- **Requirement**: Return all lines in the material below that contain "OpenCL".

[Items from a data source]
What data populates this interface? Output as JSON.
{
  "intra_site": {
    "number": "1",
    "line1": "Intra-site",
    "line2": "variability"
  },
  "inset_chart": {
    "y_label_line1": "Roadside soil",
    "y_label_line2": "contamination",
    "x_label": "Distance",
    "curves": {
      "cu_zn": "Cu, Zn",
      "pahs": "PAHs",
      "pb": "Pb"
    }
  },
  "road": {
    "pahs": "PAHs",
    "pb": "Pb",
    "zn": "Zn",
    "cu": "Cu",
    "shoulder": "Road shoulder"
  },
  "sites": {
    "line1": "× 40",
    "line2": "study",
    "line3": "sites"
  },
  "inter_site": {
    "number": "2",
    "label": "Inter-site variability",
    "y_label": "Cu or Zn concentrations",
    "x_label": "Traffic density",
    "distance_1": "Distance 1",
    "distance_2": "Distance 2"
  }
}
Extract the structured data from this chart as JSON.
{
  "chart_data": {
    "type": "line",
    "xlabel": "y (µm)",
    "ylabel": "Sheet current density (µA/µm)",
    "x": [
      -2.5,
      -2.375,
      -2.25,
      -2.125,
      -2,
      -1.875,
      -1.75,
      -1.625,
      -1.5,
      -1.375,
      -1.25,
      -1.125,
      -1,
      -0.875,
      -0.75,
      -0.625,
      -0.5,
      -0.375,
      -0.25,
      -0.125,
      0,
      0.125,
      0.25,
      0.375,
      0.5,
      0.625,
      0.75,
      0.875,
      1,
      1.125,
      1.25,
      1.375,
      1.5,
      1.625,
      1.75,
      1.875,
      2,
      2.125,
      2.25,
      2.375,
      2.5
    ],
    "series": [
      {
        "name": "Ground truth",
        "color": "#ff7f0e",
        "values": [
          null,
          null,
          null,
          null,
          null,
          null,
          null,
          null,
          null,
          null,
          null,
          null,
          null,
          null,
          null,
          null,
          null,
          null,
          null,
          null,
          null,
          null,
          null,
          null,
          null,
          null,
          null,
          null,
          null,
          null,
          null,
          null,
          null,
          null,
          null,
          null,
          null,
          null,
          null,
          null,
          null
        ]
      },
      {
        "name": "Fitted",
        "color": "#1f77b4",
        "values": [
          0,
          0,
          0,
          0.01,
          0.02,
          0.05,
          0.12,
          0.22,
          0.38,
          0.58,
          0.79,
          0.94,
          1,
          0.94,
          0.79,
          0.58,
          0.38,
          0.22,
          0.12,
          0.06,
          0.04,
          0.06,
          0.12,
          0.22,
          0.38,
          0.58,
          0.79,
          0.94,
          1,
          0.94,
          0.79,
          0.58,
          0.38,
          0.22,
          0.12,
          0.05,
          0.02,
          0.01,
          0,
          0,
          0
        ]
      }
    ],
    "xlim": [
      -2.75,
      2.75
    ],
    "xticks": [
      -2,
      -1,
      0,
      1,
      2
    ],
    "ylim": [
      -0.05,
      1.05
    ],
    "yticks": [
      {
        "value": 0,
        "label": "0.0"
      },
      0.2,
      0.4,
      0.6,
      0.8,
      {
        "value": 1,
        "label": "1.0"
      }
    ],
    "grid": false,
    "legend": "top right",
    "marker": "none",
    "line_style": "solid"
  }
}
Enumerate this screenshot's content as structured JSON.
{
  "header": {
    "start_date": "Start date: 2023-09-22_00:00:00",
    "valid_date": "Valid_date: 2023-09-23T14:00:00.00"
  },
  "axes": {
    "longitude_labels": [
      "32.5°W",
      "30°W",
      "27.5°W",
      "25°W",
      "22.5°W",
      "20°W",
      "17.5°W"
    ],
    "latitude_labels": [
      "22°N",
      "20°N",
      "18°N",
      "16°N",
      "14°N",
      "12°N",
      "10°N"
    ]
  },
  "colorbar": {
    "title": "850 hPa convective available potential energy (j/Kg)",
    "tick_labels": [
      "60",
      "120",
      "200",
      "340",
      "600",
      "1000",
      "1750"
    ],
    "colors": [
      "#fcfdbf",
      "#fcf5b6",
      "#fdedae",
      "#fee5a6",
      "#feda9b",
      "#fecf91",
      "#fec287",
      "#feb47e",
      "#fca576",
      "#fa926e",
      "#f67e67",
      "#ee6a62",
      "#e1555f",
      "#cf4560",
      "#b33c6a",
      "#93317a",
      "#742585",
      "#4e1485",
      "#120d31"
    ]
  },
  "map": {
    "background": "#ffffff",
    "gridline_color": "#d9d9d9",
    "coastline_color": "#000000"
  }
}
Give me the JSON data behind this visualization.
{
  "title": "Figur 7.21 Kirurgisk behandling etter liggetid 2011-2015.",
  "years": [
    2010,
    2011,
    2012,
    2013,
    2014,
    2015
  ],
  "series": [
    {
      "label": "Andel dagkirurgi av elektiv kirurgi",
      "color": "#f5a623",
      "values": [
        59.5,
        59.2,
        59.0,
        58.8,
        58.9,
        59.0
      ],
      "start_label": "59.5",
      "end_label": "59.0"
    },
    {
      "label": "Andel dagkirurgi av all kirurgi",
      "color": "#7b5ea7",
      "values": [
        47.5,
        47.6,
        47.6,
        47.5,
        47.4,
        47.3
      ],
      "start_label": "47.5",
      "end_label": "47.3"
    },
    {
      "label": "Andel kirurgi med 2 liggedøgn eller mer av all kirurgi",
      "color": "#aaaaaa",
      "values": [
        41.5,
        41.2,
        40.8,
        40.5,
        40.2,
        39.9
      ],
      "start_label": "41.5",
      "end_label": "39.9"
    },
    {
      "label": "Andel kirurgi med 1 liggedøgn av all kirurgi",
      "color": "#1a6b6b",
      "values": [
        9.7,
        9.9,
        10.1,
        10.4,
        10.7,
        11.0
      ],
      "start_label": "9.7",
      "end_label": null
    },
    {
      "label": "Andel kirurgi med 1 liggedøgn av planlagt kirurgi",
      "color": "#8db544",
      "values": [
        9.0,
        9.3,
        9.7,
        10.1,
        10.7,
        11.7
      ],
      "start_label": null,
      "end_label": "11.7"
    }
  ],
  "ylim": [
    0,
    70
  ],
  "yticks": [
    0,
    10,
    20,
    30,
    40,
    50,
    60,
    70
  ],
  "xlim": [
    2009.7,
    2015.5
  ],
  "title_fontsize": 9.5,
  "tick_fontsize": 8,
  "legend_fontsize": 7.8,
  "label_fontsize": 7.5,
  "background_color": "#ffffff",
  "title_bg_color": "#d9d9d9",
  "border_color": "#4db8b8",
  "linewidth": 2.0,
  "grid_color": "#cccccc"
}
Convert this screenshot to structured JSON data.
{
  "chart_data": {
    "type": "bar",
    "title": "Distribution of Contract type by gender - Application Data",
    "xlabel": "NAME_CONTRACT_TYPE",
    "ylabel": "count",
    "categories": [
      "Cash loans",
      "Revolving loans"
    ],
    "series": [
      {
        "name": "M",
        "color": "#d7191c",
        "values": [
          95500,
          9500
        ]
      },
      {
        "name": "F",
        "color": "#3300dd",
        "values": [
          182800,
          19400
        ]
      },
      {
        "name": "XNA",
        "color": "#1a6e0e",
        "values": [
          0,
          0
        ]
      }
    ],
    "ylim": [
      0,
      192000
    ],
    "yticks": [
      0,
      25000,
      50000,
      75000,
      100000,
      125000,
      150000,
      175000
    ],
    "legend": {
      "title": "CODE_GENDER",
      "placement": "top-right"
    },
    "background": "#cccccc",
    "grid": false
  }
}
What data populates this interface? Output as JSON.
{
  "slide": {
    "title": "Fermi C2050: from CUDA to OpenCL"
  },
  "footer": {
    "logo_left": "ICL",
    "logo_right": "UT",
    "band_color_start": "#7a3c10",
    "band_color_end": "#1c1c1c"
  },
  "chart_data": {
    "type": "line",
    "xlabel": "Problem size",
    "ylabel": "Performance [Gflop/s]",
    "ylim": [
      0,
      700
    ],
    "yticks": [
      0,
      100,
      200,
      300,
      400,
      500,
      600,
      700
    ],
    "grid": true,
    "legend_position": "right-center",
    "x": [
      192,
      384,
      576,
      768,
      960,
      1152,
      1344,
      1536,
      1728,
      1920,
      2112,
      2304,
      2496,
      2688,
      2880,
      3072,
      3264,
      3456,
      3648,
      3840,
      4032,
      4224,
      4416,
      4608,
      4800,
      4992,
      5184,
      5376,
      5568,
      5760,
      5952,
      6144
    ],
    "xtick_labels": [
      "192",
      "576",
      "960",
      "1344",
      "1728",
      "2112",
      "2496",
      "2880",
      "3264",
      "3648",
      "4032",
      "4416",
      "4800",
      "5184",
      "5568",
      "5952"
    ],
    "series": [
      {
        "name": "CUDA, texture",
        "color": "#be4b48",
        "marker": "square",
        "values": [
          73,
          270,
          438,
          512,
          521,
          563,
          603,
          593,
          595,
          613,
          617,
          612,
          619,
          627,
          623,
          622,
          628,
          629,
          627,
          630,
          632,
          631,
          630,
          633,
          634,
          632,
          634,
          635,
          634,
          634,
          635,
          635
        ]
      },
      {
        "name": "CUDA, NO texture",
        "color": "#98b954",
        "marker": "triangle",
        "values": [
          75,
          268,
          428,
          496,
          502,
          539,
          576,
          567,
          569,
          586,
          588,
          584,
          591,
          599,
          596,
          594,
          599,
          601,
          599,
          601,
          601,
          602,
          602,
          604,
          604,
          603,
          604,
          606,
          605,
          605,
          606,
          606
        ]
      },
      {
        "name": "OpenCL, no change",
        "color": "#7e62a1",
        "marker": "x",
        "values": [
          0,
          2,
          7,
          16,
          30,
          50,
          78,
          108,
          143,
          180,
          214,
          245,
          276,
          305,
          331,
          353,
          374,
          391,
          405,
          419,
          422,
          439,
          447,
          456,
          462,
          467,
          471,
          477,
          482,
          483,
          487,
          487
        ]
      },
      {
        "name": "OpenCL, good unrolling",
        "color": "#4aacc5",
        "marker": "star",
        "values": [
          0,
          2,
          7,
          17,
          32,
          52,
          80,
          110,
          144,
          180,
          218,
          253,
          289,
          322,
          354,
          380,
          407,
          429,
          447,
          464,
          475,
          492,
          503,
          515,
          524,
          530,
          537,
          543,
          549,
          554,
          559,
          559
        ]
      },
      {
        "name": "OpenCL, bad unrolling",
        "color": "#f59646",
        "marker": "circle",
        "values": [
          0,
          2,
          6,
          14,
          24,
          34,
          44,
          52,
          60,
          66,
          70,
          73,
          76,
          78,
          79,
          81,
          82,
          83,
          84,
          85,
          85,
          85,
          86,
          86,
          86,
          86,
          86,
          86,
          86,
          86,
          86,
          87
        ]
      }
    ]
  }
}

- **Correct result**:
    "title": "Fermi C2050: from CUDA to OpenCL"
        "name": "OpenCL, no change",
        "name": "OpenCL, good unrolling",
        "name": "OpenCL, bad unrolling",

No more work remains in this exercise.